* Job
Repeat each record below exactly, dropping the pictures.

* Data entries
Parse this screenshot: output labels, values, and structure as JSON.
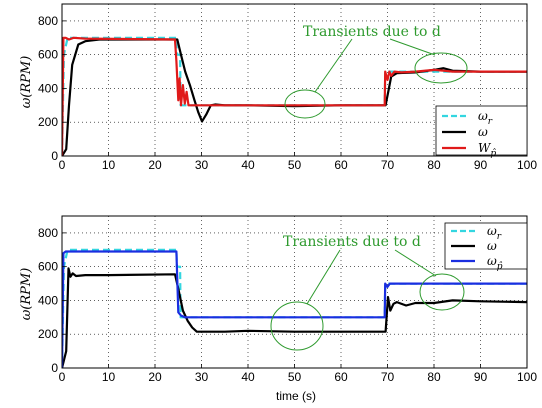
{
  "chart_data": [
    {
      "type": "line",
      "xlim": [
        0,
        100
      ],
      "ylim": [
        0,
        900
      ],
      "xticks": [
        0,
        10,
        20,
        30,
        40,
        50,
        60,
        70,
        80,
        90,
        100
      ],
      "yticks": [
        0,
        200,
        400,
        600,
        800
      ],
      "ylabel": "ω(RPM)",
      "xlabel": "",
      "grid": "dotted",
      "legend_position": "bottom-right",
      "annotation": "Transients due to d",
      "series": [
        {
          "name": "ωr",
          "color": "#33d6e0",
          "style": "dashed",
          "x": [
            0,
            0.4,
            1.2,
            24.6,
            24.7,
            25.4,
            25.5,
            69.4,
            69.5,
            100
          ],
          "y": [
            0,
            600,
            700,
            700,
            600,
            600,
            300,
            300,
            500,
            500
          ]
        },
        {
          "name": "ω",
          "color": "#000000",
          "style": "solid",
          "x": [
            0,
            0.9,
            1.5,
            2.2,
            3.5,
            5,
            8,
            24.3,
            24.8,
            25.6,
            26.5,
            27.5,
            28.5,
            29.3,
            30.1,
            31,
            32,
            33,
            35,
            40,
            50,
            60,
            69.4,
            69.6,
            70.3,
            70.8,
            72,
            76,
            80,
            82,
            84,
            90,
            100
          ],
          "y": [
            0,
            40,
            300,
            540,
            660,
            680,
            690,
            690,
            690,
            600,
            500,
            420,
            330,
            260,
            205,
            245,
            300,
            305,
            300,
            300,
            295,
            300,
            300,
            300,
            400,
            470,
            490,
            495,
            510,
            520,
            505,
            500,
            500
          ]
        },
        {
          "name": "Wp̂",
          "color": "#e01a1a",
          "style": "solid",
          "x": [
            0,
            0.3,
            0.8,
            1.5,
            2.5,
            5,
            24.3,
            24.6,
            25.0,
            25.3,
            25.6,
            26.0,
            26.4,
            26.8,
            27.2,
            28,
            30,
            40,
            50,
            60,
            69.4,
            69.5,
            70,
            70.4,
            70.8,
            71.5,
            73,
            76,
            80,
            82,
            84,
            90,
            100
          ],
          "y": [
            0,
            700,
            700,
            690,
            700,
            695,
            690,
            560,
            330,
            460,
            300,
            420,
            310,
            380,
            300,
            300,
            300,
            300,
            300,
            300,
            300,
            500,
            450,
            500,
            475,
            500,
            495,
            500,
            510,
            505,
            500,
            500,
            500
          ]
        }
      ],
      "highlights": [
        {
          "cx": 51,
          "cy": 300
        },
        {
          "cx": 81.5,
          "cy": 520
        }
      ]
    },
    {
      "type": "line",
      "xlim": [
        0,
        100
      ],
      "ylim": [
        0,
        900
      ],
      "xticks": [
        0,
        10,
        20,
        30,
        40,
        50,
        60,
        70,
        80,
        90,
        100
      ],
      "yticks": [
        0,
        200,
        400,
        600,
        800
      ],
      "ylabel": "ω(RPM)",
      "xlabel": "time (s)",
      "grid": "dotted",
      "legend_position": "top-right",
      "annotation": "Transients due to d",
      "series": [
        {
          "name": "ωr",
          "color": "#33d6e0",
          "style": "dashed",
          "x": [
            0,
            0.4,
            1.2,
            24.6,
            24.7,
            25.4,
            25.5,
            69.4,
            69.5,
            100
          ],
          "y": [
            0,
            600,
            700,
            700,
            600,
            600,
            300,
            300,
            500,
            500
          ]
        },
        {
          "name": "ω",
          "color": "#000000",
          "style": "solid",
          "x": [
            0,
            0.9,
            1.4,
            1.8,
            2.3,
            3,
            5,
            10,
            24.3,
            25.0,
            26,
            27,
            28,
            29,
            30,
            35,
            40,
            50,
            60,
            69.4,
            69.6,
            70.1,
            70.6,
            71.3,
            72,
            74,
            76,
            80,
            84,
            90,
            100
          ],
          "y": [
            0,
            100,
            590,
            540,
            560,
            545,
            550,
            550,
            555,
            470,
            340,
            280,
            240,
            215,
            215,
            215,
            220,
            215,
            215,
            215,
            215,
            420,
            340,
            380,
            390,
            370,
            385,
            385,
            400,
            395,
            390
          ]
        },
        {
          "name": "ωp̂",
          "color": "#1a2ee0",
          "style": "solid",
          "x": [
            0,
            0.3,
            0.8,
            1.5,
            5,
            24.3,
            24.6,
            25.0,
            25.6,
            26.5,
            30,
            40,
            50,
            60,
            69.4,
            69.5,
            70,
            70.5,
            71.5,
            75,
            80,
            90,
            100
          ],
          "y": [
            0,
            680,
            690,
            690,
            690,
            690,
            690,
            330,
            310,
            300,
            300,
            300,
            300,
            300,
            300,
            500,
            480,
            500,
            500,
            500,
            500,
            500,
            500
          ]
        }
      ],
      "highlights": [
        {
          "cx": 50,
          "cy": 230
        },
        {
          "cx": 81.5,
          "cy": 390
        }
      ]
    }
  ]
}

* Correct output
Parse this screenshot: output labels, values, and structure as JSON.
{
  "chart_data": [
    {
      "type": "line",
      "xlim": [
        0,
        100
      ],
      "ylim": [
        0,
        900
      ],
      "xticks": [
        0,
        10,
        20,
        30,
        40,
        50,
        60,
        70,
        80,
        90,
        100
      ],
      "yticks": [
        0,
        200,
        400,
        600,
        800
      ],
      "ylabel": "ω(RPM)",
      "xlabel": "",
      "grid": "dotted",
      "legend_position": "bottom-right",
      "annotation": "Transients due to d",
      "series": [
        {
          "name": "ωr",
          "color": "#33d6e0",
          "style": "dashed",
          "x": [
            0,
            0.4,
            1.2,
            24.6,
            24.7,
            25.4,
            25.5,
            69.4,
            69.5,
            100
          ],
          "y": [
            0,
            600,
            700,
            700,
            600,
            600,
            300,
            300,
            500,
            500
          ]
        },
        {
          "name": "ω",
          "color": "#000000",
          "style": "solid",
          "x": [
            0,
            0.9,
            1.5,
            2.2,
            3.5,
            5,
            8,
            24.3,
            24.8,
            25.6,
            26.5,
            27.5,
            28.5,
            29.3,
            30.1,
            31,
            32,
            33,
            35,
            40,
            50,
            60,
            69.4,
            69.6,
            70.3,
            70.8,
            72,
            76,
            80,
            82,
            84,
            90,
            100
          ],
          "y": [
            0,
            40,
            300,
            540,
            660,
            680,
            690,
            690,
            690,
            600,
            500,
            420,
            330,
            260,
            205,
            245,
            300,
            305,
            300,
            300,
            295,
            300,
            300,
            300,
            400,
            470,
            490,
            495,
            510,
            520,
            505,
            500,
            500
          ]
        },
        {
          "name": "Wp̂",
          "color": "#e01a1a",
          "style": "solid",
          "x": [
            0,
            0.3,
            0.8,
            1.5,
            2.5,
            5,
            24.3,
            24.6,
            25.0,
            25.3,
            25.6,
            26.0,
            26.4,
            26.8,
            27.2,
            28,
            30,
            40,
            50,
            60,
            69.4,
            69.5,
            70,
            70.4,
            70.8,
            71.5,
            73,
            76,
            80,
            82,
            84,
            90,
            100
          ],
          "y": [
            0,
            700,
            700,
            690,
            700,
            695,
            690,
            560,
            330,
            460,
            300,
            420,
            310,
            380,
            300,
            300,
            300,
            300,
            300,
            300,
            300,
            500,
            450,
            500,
            475,
            500,
            495,
            500,
            510,
            505,
            500,
            500,
            500
          ]
        }
      ],
      "highlights": [
        {
          "cx": 51,
          "cy": 300
        },
        {
          "cx": 81.5,
          "cy": 520
        }
      ]
    },
    {
      "type": "line",
      "xlim": [
        0,
        100
      ],
      "ylim": [
        0,
        900
      ],
      "xticks": [
        0,
        10,
        20,
        30,
        40,
        50,
        60,
        70,
        80,
        90,
        100
      ],
      "yticks": [
        0,
        200,
        400,
        600,
        800
      ],
      "ylabel": "ω(RPM)",
      "xlabel": "time (s)",
      "grid": "dotted",
      "legend_position": "top-right",
      "annotation": "Transients due to d",
      "series": [
        {
          "name": "ωr",
          "color": "#33d6e0",
          "style": "dashed",
          "x": [
            0,
            0.4,
            1.2,
            24.6,
            24.7,
            25.4,
            25.5,
            69.4,
            69.5,
            100
          ],
          "y": [
            0,
            600,
            700,
            700,
            600,
            600,
            300,
            300,
            500,
            500
          ]
        },
        {
          "name": "ω",
          "color": "#000000",
          "style": "solid",
          "x": [
            0,
            0.9,
            1.4,
            1.8,
            2.3,
            3,
            5,
            10,
            24.3,
            25.0,
            26,
            27,
            28,
            29,
            30,
            35,
            40,
            50,
            60,
            69.4,
            69.6,
            70.1,
            70.6,
            71.3,
            72,
            74,
            76,
            80,
            84,
            90,
            100
          ],
          "y": [
            0,
            100,
            590,
            540,
            560,
            545,
            550,
            550,
            555,
            470,
            340,
            280,
            240,
            215,
            215,
            215,
            220,
            215,
            215,
            215,
            215,
            420,
            340,
            380,
            390,
            370,
            385,
            385,
            400,
            395,
            390
          ]
        },
        {
          "name": "ωp̂",
          "color": "#1a2ee0",
          "style": "solid",
          "x": [
            0,
            0.3,
            0.8,
            1.5,
            5,
            24.3,
            24.6,
            25.0,
            25.6,
            26.5,
            30,
            40,
            50,
            60,
            69.4,
            69.5,
            70,
            70.5,
            71.5,
            75,
            80,
            90,
            100
          ],
          "y": [
            0,
            680,
            690,
            690,
            690,
            690,
            690,
            330,
            310,
            300,
            300,
            300,
            300,
            300,
            300,
            500,
            480,
            500,
            500,
            500,
            500,
            500,
            500
          ]
        }
      ],
      "highlights": [
        {
          "cx": 50,
          "cy": 230
        },
        {
          "cx": 81.5,
          "cy": 390
        }
      ]
    }
  ]
}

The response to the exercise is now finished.